## begin Data provided
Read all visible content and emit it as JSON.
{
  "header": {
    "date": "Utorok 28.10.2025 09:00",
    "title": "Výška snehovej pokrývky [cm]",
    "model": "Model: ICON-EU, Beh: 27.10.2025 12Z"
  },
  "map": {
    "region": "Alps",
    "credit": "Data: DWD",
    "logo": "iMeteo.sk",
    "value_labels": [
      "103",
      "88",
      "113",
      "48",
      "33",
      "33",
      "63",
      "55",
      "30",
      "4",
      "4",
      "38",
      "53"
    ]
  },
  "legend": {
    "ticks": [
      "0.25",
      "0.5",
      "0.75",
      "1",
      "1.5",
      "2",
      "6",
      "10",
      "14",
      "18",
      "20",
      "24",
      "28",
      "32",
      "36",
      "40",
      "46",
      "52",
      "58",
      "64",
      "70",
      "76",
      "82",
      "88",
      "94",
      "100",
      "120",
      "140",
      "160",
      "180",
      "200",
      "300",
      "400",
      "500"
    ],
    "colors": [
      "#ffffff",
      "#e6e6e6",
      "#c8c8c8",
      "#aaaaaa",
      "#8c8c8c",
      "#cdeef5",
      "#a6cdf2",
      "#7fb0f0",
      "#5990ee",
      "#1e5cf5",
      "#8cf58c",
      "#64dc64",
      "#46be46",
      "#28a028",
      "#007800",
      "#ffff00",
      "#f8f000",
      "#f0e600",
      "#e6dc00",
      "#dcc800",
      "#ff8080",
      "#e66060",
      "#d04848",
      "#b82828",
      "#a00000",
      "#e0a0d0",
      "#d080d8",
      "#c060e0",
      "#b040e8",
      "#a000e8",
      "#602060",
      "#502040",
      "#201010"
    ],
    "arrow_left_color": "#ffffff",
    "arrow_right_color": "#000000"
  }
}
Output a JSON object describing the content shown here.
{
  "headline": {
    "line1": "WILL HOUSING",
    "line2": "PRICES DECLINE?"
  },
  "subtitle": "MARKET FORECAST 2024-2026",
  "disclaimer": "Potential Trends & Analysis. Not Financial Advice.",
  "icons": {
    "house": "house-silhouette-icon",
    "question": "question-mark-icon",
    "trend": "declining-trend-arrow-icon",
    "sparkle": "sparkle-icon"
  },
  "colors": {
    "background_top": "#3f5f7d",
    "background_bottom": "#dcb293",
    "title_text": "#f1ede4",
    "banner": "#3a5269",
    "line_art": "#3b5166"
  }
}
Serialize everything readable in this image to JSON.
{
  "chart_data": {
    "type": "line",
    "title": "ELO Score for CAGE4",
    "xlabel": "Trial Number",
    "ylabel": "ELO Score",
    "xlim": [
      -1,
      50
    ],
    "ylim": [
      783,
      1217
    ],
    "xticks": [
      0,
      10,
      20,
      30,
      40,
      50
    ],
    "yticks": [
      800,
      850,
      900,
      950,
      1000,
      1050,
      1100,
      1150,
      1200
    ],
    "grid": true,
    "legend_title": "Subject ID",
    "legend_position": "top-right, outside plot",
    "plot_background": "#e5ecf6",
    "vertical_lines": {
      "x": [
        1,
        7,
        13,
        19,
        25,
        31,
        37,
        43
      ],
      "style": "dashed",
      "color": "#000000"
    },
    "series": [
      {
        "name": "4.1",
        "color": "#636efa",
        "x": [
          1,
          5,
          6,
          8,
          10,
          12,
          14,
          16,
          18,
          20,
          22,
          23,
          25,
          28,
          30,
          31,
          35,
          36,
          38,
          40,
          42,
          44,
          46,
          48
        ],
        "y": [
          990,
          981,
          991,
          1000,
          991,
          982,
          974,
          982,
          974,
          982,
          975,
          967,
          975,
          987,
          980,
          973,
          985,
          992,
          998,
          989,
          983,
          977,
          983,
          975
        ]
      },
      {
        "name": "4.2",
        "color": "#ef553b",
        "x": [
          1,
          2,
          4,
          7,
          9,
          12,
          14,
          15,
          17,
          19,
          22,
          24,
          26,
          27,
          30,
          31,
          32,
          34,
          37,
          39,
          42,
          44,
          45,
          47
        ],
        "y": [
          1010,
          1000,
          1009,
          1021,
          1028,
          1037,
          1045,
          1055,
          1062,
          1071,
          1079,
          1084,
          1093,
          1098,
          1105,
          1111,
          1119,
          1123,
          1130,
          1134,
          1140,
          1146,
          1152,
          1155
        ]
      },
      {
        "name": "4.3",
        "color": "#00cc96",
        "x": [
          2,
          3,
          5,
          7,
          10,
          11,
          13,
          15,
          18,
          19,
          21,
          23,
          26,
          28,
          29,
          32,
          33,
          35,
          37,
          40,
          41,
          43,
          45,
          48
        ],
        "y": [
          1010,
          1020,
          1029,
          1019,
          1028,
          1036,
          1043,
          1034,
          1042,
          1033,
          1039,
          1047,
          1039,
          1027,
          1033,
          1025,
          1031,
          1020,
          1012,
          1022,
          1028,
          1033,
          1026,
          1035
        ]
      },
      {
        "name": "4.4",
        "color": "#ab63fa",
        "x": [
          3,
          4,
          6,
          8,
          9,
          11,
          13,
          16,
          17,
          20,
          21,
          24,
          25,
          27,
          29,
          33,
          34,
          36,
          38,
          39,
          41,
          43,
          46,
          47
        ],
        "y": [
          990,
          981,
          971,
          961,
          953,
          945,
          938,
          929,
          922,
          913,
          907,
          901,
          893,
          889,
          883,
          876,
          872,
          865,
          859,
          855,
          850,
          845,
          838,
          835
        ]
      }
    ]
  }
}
## end Data provided
• _The problem_
Go back to the listing above and please repeat it exactly.

• _Answer_
Read all visible content and emit it as JSON.
{
  "header": {
    "date": "Utorok 28.10.2025 09:00",
    "title": "Výška snehovej pokrývky [cm]",
    "model": "Model: ICON-EU, Beh: 27.10.2025 12Z"
  },
  "map": {
    "region": "Alps",
    "credit": "Data: DWD",
    "logo": "iMeteo.sk",
    "value_labels": [
      "103",
      "88",
      "113",
      "48",
      "33",
      "33",
      "63",
      "55",
      "30",
      "4",
      "4",
      "38",
      "53"
    ]
  },
  "legend": {
    "ticks": [
      "0.25",
      "0.5",
      "0.75",
      "1",
      "1.5",
      "2",
      "6",
      "10",
      "14",
      "18",
      "20",
      "24",
      "28",
      "32",
      "36",
      "40",
      "46",
      "52",
      "58",
      "64",
      "70",
      "76",
      "82",
      "88",
      "94",
      "100",
      "120",
      "140",
      "160",
      "180",
      "200",
      "300",
      "400",
      "500"
    ],
    "colors": [
      "#ffffff",
      "#e6e6e6",
      "#c8c8c8",
      "#aaaaaa",
      "#8c8c8c",
      "#cdeef5",
      "#a6cdf2",
      "#7fb0f0",
      "#5990ee",
      "#1e5cf5",
      "#8cf58c",
      "#64dc64",
      "#46be46",
      "#28a028",
      "#007800",
      "#ffff00",
      "#f8f000",
      "#f0e600",
      "#e6dc00",
      "#dcc800",
      "#ff8080",
      "#e66060",
      "#d04848",
      "#b82828",
      "#a00000",
      "#e0a0d0",
      "#d080d8",
      "#c060e0",
      "#b040e8",
      "#a000e8",
      "#602060",
      "#502040",
      "#201010"
    ],
    "arrow_left_color": "#ffffff",
    "arrow_right_color": "#000000"
  }
}
Output a JSON object describing the content shown here.
{
  "headline": {
    "line1": "WILL HOUSING",
    "line2": "PRICES DECLINE?"
  },
  "subtitle": "MARKET FORECAST 2024-2026",
  "disclaimer": "Potential Trends & Analysis. Not Financial Advice.",
  "icons": {
    "house": "house-silhouette-icon",
    "question": "question-mark-icon",
    "trend": "declining-trend-arrow-icon",
    "sparkle": "sparkle-icon"
  },
  "colors": {
    "background_top": "#3f5f7d",
    "background_bottom": "#dcb293",
    "title_text": "#f1ede4",
    "banner": "#3a5269",
    "line_art": "#3b5166"
  }
}
Serialize everything readable in this image to JSON.
{
  "chart_data": {
    "type": "line",
    "title": "ELO Score for CAGE4",
    "xlabel": "Trial Number",
    "ylabel": "ELO Score",
    "xlim": [
      -1,
      50
    ],
    "ylim": [
      783,
      1217
    ],
    "xticks": [
      0,
      10,
      20,
      30,
      40,
      50
    ],
    "yticks": [
      800,
      850,
      900,
      950,
      1000,
      1050,
      1100,
      1150,
      1200
    ],
    "grid": true,
    "legend_title": "Subject ID",
    "legend_position": "top-right, outside plot",
    "plot_background": "#e5ecf6",
    "vertical_lines": {
      "x": [
        1,
        7,
        13,
        19,
        25,
        31,
        37,
        43
      ],
      "style": "dashed",
      "color": "#000000"
    },
    "series": [
      {
        "name": "4.1",
        "color": "#636efa",
        "x": [
          1,
          5,
          6,
          8,
          10,
          12,
          14,
          16,
          18,
          20,
          22,
          23,
          25,
          28,
          30,
          31,
          35,
          36,
          38,
          40,
          42,
          44,
          46,
          48
        ],
        "y": [
          990,
          981,
          991,
          1000,
          991,
          982,
          974,
          982,
          974,
          982,
          975,
          967,
          975,
          987,
          980,
          973,
          985,
          992,
          998,
          989,
          983,
          977,
          983,
          975
        ]
      },
      {
        "name": "4.2",
        "color": "#ef553b",
        "x": [
          1,
          2,
          4,
          7,
          9,
          12,
          14,
          15,
          17,
          19,
          22,
          24,
          26,
          27,
          30,
          31,
          32,
          34,
          37,
          39,
          42,
          44,
          45,
          47
        ],
        "y": [
          1010,
          1000,
          1009,
          1021,
          1028,
          1037,
          1045,
          1055,
          1062,
          1071,
          1079,
          1084,
          1093,
          1098,
          1105,
          1111,
          1119,
          1123,
          1130,
          1134,
          1140,
          1146,
          1152,
          1155
        ]
      },
      {
        "name": "4.3",
        "color": "#00cc96",
        "x": [
          2,
          3,
          5,
          7,
          10,
          11,
          13,
          15,
          18,
          19,
          21,
          23,
          26,
          28,
          29,
          32,
          33,
          35,
          37,
          40,
          41,
          43,
          45,
          48
        ],
        "y": [
          1010,
          1020,
          1029,
          1019,
          1028,
          1036,
          1043,
          1034,
          1042,
          1033,
          1039,
          1047,
          1039,
          1027,
          1033,
          1025,
          1031,
          1020,
          1012,
          1022,
          1028,
          1033,
          1026,
          1035
        ]
      },
      {
        "name": "4.4",
        "color": "#ab63fa",
        "x": [
          3,
          4,
          6,
          8,
          9,
          11,
          13,
          16,
          17,
          20,
          21,
          24,
          25,
          27,
          29,
          33,
          34,
          36,
          38,
          39,
          41,
          43,
          46,
          47
        ],
        "y": [
          990,
          981,
          971,
          961,
          953,
          945,
          938,
          929,
          922,
          913,
          907,
          901,
          893,
          889,
          883,
          876,
          872,
          865,
          859,
          855,
          850,
          845,
          838,
          835
        ]
      }
    ]
  }
}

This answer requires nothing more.